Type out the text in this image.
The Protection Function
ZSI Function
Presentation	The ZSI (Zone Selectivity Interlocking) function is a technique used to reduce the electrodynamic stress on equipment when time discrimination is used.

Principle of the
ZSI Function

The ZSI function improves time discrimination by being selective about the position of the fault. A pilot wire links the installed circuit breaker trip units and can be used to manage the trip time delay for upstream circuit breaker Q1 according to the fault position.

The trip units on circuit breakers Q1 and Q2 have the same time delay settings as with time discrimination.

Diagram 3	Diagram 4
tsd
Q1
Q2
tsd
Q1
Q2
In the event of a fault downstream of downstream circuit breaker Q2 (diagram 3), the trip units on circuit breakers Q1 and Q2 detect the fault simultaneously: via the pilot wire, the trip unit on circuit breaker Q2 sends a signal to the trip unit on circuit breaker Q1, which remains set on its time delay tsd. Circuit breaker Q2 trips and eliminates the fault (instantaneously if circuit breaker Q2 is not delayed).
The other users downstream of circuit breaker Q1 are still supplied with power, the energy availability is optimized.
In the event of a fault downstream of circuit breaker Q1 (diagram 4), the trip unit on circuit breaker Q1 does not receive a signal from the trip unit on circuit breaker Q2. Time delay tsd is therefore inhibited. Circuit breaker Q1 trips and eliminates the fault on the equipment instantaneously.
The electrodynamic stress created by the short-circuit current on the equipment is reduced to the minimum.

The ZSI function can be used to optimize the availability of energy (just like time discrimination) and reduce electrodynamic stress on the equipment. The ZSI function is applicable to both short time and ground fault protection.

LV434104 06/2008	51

What is asked: Print the complete listing again, exactly as it stands.

Result of this exercise:
Type out the text in this image.
The Protection Function
ZSI Function
Presentation	The ZSI (Zone Selectivity Interlocking) function is a technique used to reduce the electrodynamic stress on equipment when time discrimination is used.

Principle of the
ZSI Function

The ZSI function improves time discrimination by being selective about the position of the fault. A pilot wire links the installed circuit breaker trip units and can be used to manage the trip time delay for upstream circuit breaker Q1 according to the fault position.

The trip units on circuit breakers Q1 and Q2 have the same time delay settings as with time discrimination.

Diagram 3	Diagram 4
tsd
Q1
Q2
tsd
Q1
Q2
In the event of a fault downstream of downstream circuit breaker Q2 (diagram 3), the trip units on circuit breakers Q1 and Q2 detect the fault simultaneously: via the pilot wire, the trip unit on circuit breaker Q2 sends a signal to the trip unit on circuit breaker Q1, which remains set on its time delay tsd. Circuit breaker Q2 trips and eliminates the fault (instantaneously if circuit breaker Q2 is not delayed).
The other users downstream of circuit breaker Q1 are still supplied with power, the energy availability is optimized.
In the event of a fault downstream of circuit breaker Q1 (diagram 4), the trip unit on circuit breaker Q1 does not receive a signal from the trip unit on circuit breaker Q2. Time delay tsd is therefore inhibited. Circuit breaker Q1 trips and eliminates the fault on the equipment instantaneously.
The electrodynamic stress created by the short-circuit current on the equipment is reduced to the minimum.

The ZSI function can be used to optimize the availability of energy (just like time discrimination) and reduce electrodynamic stress on the equipment. The ZSI function is applicable to both short time and ground fault protection.

LV434104 06/2008	51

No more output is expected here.